### 과제 지시
아래 자료의 모든 줄을 한 글자도 바꾸지 말고 똑같이 출력하시오. 단, 그림은 답에서 빼시오.

### 처리할 자료

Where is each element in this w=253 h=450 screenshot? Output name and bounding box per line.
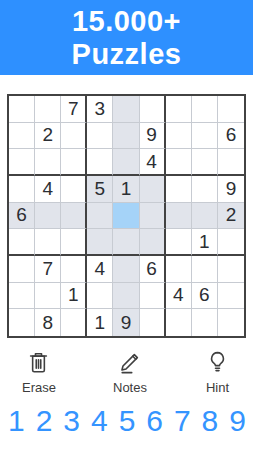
cell-r9c1[interactable] <box>9 309 35 336</box>
numpad-4[interactable]: 4 <box>91 403 108 439</box>
promo-title-line2: Puzzles <box>72 38 182 71</box>
promo-title-line1: 15.000+ <box>72 5 181 38</box>
cell-r2c2[interactable]: 2 <box>35 123 61 150</box>
cell-r7c2[interactable]: 7 <box>35 256 61 283</box>
cell-r8c8[interactable]: 6 <box>192 283 218 310</box>
cell-r7c4[interactable]: 4 <box>87 256 113 283</box>
cell-r9c6[interactable] <box>140 309 166 336</box>
cell-r3c2[interactable] <box>35 149 61 176</box>
cell-r1c7[interactable] <box>166 96 192 123</box>
number-pad: 123456789 <box>8 403 246 439</box>
cell-r8c6[interactable] <box>140 283 166 310</box>
notes-label: Notes <box>113 381 147 395</box>
cell-r4c3[interactable] <box>61 176 87 203</box>
cell-r1c8[interactable] <box>192 96 218 123</box>
cell-r6c9[interactable] <box>218 229 244 256</box>
cell-r3c8[interactable] <box>192 149 218 176</box>
toolbar: Erase Notes Hint <box>0 349 253 395</box>
cell-r5c1[interactable]: 6 <box>9 203 35 230</box>
cell-r6c4[interactable] <box>87 229 113 256</box>
cell-r4c2[interactable]: 4 <box>35 176 61 203</box>
cell-r1c1[interactable] <box>9 96 35 123</box>
cell-r4c9[interactable]: 9 <box>218 176 244 203</box>
numpad-5[interactable]: 5 <box>119 403 136 439</box>
cell-r7c9[interactable] <box>218 256 244 283</box>
cell-r3c4[interactable] <box>87 149 113 176</box>
cell-r3c5[interactable] <box>113 149 139 176</box>
cell-r9c3[interactable] <box>61 309 87 336</box>
cell-r6c5[interactable] <box>113 229 139 256</box>
cell-r6c2[interactable] <box>35 229 61 256</box>
cell-r5c5[interactable] <box>113 203 139 230</box>
cell-r6c6[interactable] <box>140 229 166 256</box>
cell-r4c7[interactable] <box>166 176 192 203</box>
cell-r1c6[interactable] <box>140 96 166 123</box>
numpad-9[interactable]: 9 <box>229 403 246 439</box>
cell-r7c7[interactable] <box>166 256 192 283</box>
cell-r8c5[interactable] <box>113 283 139 310</box>
cell-r2c9[interactable]: 6 <box>218 123 244 150</box>
cell-r9c4[interactable]: 1 <box>87 309 113 336</box>
cell-r8c4[interactable] <box>87 283 113 310</box>
cell-r3c3[interactable] <box>61 149 87 176</box>
cell-r9c9[interactable] <box>218 309 244 336</box>
cell-r9c5[interactable]: 9 <box>113 309 139 336</box>
cell-r3c9[interactable] <box>218 149 244 176</box>
cell-r4c4[interactable]: 5 <box>87 176 113 203</box>
cell-r8c2[interactable] <box>35 283 61 310</box>
cell-r6c8[interactable]: 1 <box>192 229 218 256</box>
cell-r3c7[interactable] <box>166 149 192 176</box>
cell-r6c7[interactable] <box>166 229 192 256</box>
cell-r7c1[interactable] <box>9 256 35 283</box>
cell-r2c7[interactable] <box>166 123 192 150</box>
cell-r5c2[interactable] <box>35 203 61 230</box>
cell-r3c6[interactable]: 4 <box>140 149 166 176</box>
erase-label: Erase <box>22 381 56 395</box>
numpad-3[interactable]: 3 <box>63 403 80 439</box>
cell-r1c4[interactable]: 3 <box>87 96 113 123</box>
cell-r9c8[interactable] <box>192 309 218 336</box>
cell-r7c3[interactable] <box>61 256 87 283</box>
cell-r4c1[interactable] <box>9 176 35 203</box>
cell-r2c4[interactable] <box>87 123 113 150</box>
numpad-1[interactable]: 1 <box>8 403 25 439</box>
numpad-2[interactable]: 2 <box>36 403 53 439</box>
cell-r2c5[interactable] <box>113 123 139 150</box>
cell-r6c3[interactable] <box>61 229 87 256</box>
cell-r2c6[interactable]: 9 <box>140 123 166 150</box>
cell-r9c7[interactable] <box>166 309 192 336</box>
numpad-7[interactable]: 7 <box>174 403 191 439</box>
cell-r8c7[interactable]: 4 <box>166 283 192 310</box>
cell-r4c5[interactable]: 1 <box>113 176 139 203</box>
cell-r3c1[interactable] <box>9 149 35 176</box>
cell-r2c1[interactable] <box>9 123 35 150</box>
cell-r7c8[interactable] <box>192 256 218 283</box>
cell-r1c2[interactable] <box>35 96 61 123</box>
cell-r5c4[interactable] <box>87 203 113 230</box>
cell-r2c8[interactable] <box>192 123 218 150</box>
cell-r1c5[interactable] <box>113 96 139 123</box>
promo-header: 15.000+ Puzzles <box>0 0 253 75</box>
cell-r2c3[interactable] <box>61 123 87 150</box>
hint-button[interactable]: Hint <box>204 349 231 395</box>
cell-r5c9[interactable]: 2 <box>218 203 244 230</box>
numpad-8[interactable]: 8 <box>202 403 219 439</box>
hint-label: Hint <box>206 381 229 395</box>
erase-button[interactable]: Erase <box>22 349 56 395</box>
cell-r4c6[interactable] <box>140 176 166 203</box>
cell-r8c1[interactable] <box>9 283 35 310</box>
cell-r8c9[interactable] <box>218 283 244 310</box>
cell-r9c2[interactable]: 8 <box>35 309 61 336</box>
cell-r5c7[interactable] <box>166 203 192 230</box>
pencil-icon <box>116 349 143 379</box>
cell-r5c8[interactable] <box>192 203 218 230</box>
cell-r5c6[interactable] <box>140 203 166 230</box>
numpad-6[interactable]: 6 <box>146 403 163 439</box>
lightbulb-icon <box>204 349 231 379</box>
trash-icon <box>25 349 52 379</box>
cell-r1c9[interactable] <box>218 96 244 123</box>
notes-button[interactable]: Notes <box>113 349 147 395</box>
cell-r7c6[interactable]: 6 <box>140 256 166 283</box>
cell-r5c3[interactable] <box>61 203 87 230</box>
cell-r7c5[interactable] <box>113 256 139 283</box>
cell-r8c3[interactable]: 1 <box>61 283 87 310</box>
cell-r1c3[interactable]: 7 <box>61 96 87 123</box>
cell-r4c8[interactable] <box>192 176 218 203</box>
cell-r6c1[interactable] <box>9 229 35 256</box>
sudoku-board: 7329644519621746146819 <box>7 94 246 338</box>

### 풀이 답안
Where is each element in this w=253 h=450 screenshot? Output name and bounding box per line.
cell-r9c1[interactable] <box>9 309 35 336</box>
numpad-4[interactable]: 4 <box>91 403 108 439</box>
promo-title-line2: Puzzles <box>72 38 182 71</box>
promo-title-line1: 15.000+ <box>72 5 181 38</box>
cell-r2c2[interactable]: 2 <box>35 123 61 150</box>
cell-r7c2[interactable]: 7 <box>35 256 61 283</box>
cell-r8c8[interactable]: 6 <box>192 283 218 310</box>
cell-r7c4[interactable]: 4 <box>87 256 113 283</box>
cell-r9c6[interactable] <box>140 309 166 336</box>
cell-r3c2[interactable] <box>35 149 61 176</box>
cell-r1c7[interactable] <box>166 96 192 123</box>
number-pad: 123456789 <box>8 403 246 439</box>
cell-r8c6[interactable] <box>140 283 166 310</box>
notes-label: Notes <box>113 381 147 395</box>
cell-r4c3[interactable] <box>61 176 87 203</box>
cell-r1c8[interactable] <box>192 96 218 123</box>
cell-r6c9[interactable] <box>218 229 244 256</box>
cell-r3c8[interactable] <box>192 149 218 176</box>
toolbar: Erase Notes Hint <box>0 349 253 395</box>
cell-r5c1[interactable]: 6 <box>9 203 35 230</box>
cell-r6c4[interactable] <box>87 229 113 256</box>
cell-r4c2[interactable]: 4 <box>35 176 61 203</box>
cell-r1c1[interactable] <box>9 96 35 123</box>
cell-r4c9[interactable]: 9 <box>218 176 244 203</box>
numpad-5[interactable]: 5 <box>119 403 136 439</box>
cell-r7c9[interactable] <box>218 256 244 283</box>
cell-r3c4[interactable] <box>87 149 113 176</box>
cell-r3c5[interactable] <box>113 149 139 176</box>
cell-r9c3[interactable] <box>61 309 87 336</box>
cell-r6c5[interactable] <box>113 229 139 256</box>
cell-r6c2[interactable] <box>35 229 61 256</box>
cell-r5c5[interactable] <box>113 203 139 230</box>
cell-r6c6[interactable] <box>140 229 166 256</box>
cell-r4c7[interactable] <box>166 176 192 203</box>
cell-r1c6[interactable] <box>140 96 166 123</box>
numpad-9[interactable]: 9 <box>229 403 246 439</box>
cell-r7c7[interactable] <box>166 256 192 283</box>
cell-r8c5[interactable] <box>113 283 139 310</box>
cell-r2c9[interactable]: 6 <box>218 123 244 150</box>
cell-r9c4[interactable]: 1 <box>87 309 113 336</box>
cell-r8c4[interactable] <box>87 283 113 310</box>
cell-r3c3[interactable] <box>61 149 87 176</box>
cell-r9c9[interactable] <box>218 309 244 336</box>
cell-r9c5[interactable]: 9 <box>113 309 139 336</box>
cell-r3c9[interactable] <box>218 149 244 176</box>
cell-r4c4[interactable]: 5 <box>87 176 113 203</box>
cell-r8c2[interactable] <box>35 283 61 310</box>
cell-r6c8[interactable]: 1 <box>192 229 218 256</box>
cell-r3c7[interactable] <box>166 149 192 176</box>
cell-r6c7[interactable] <box>166 229 192 256</box>
cell-r7c1[interactable] <box>9 256 35 283</box>
cell-r2c7[interactable] <box>166 123 192 150</box>
cell-r5c2[interactable] <box>35 203 61 230</box>
cell-r3c6[interactable]: 4 <box>140 149 166 176</box>
erase-label: Erase <box>22 381 56 395</box>
numpad-3[interactable]: 3 <box>63 403 80 439</box>
cell-r1c4[interactable]: 3 <box>87 96 113 123</box>
cell-r9c8[interactable] <box>192 309 218 336</box>
cell-r7c3[interactable] <box>61 256 87 283</box>
cell-r4c1[interactable] <box>9 176 35 203</box>
cell-r2c4[interactable] <box>87 123 113 150</box>
numpad-1[interactable]: 1 <box>8 403 25 439</box>
numpad-2[interactable]: 2 <box>36 403 53 439</box>
cell-r2c5[interactable] <box>113 123 139 150</box>
cell-r6c3[interactable] <box>61 229 87 256</box>
cell-r2c6[interactable]: 9 <box>140 123 166 150</box>
cell-r9c7[interactable] <box>166 309 192 336</box>
numpad-7[interactable]: 7 <box>174 403 191 439</box>
cell-r8c7[interactable]: 4 <box>166 283 192 310</box>
cell-r4c5[interactable]: 1 <box>113 176 139 203</box>
cell-r3c1[interactable] <box>9 149 35 176</box>
cell-r2c1[interactable] <box>9 123 35 150</box>
cell-r7c8[interactable] <box>192 256 218 283</box>
cell-r1c2[interactable] <box>35 96 61 123</box>
cell-r5c4[interactable] <box>87 203 113 230</box>
cell-r2c8[interactable] <box>192 123 218 150</box>
cell-r1c5[interactable] <box>113 96 139 123</box>
promo-header: 15.000+ Puzzles <box>0 0 253 75</box>
cell-r2c3[interactable] <box>61 123 87 150</box>
hint-button[interactable]: Hint <box>204 349 231 395</box>
cell-r5c9[interactable]: 2 <box>218 203 244 230</box>
numpad-8[interactable]: 8 <box>202 403 219 439</box>
hint-label: Hint <box>206 381 229 395</box>
erase-button[interactable]: Erase <box>22 349 56 395</box>
cell-r4c6[interactable] <box>140 176 166 203</box>
cell-r8c1[interactable] <box>9 283 35 310</box>
cell-r8c9[interactable] <box>218 283 244 310</box>
cell-r9c2[interactable]: 8 <box>35 309 61 336</box>
cell-r5c7[interactable] <box>166 203 192 230</box>
pencil-icon <box>116 349 143 379</box>
cell-r5c8[interactable] <box>192 203 218 230</box>
cell-r5c6[interactable] <box>140 203 166 230</box>
numpad-6[interactable]: 6 <box>146 403 163 439</box>
lightbulb-icon <box>204 349 231 379</box>
trash-icon <box>25 349 52 379</box>
cell-r1c9[interactable] <box>218 96 244 123</box>
notes-button[interactable]: Notes <box>113 349 147 395</box>
cell-r7c6[interactable]: 6 <box>140 256 166 283</box>
cell-r5c3[interactable] <box>61 203 87 230</box>
cell-r7c5[interactable] <box>113 256 139 283</box>
cell-r8c3[interactable]: 1 <box>61 283 87 310</box>
cell-r1c3[interactable]: 7 <box>61 96 87 123</box>
cell-r4c8[interactable] <box>192 176 218 203</box>
cell-r6c1[interactable] <box>9 229 35 256</box>
sudoku-board: 7329644519621746146819 <box>7 94 246 338</box>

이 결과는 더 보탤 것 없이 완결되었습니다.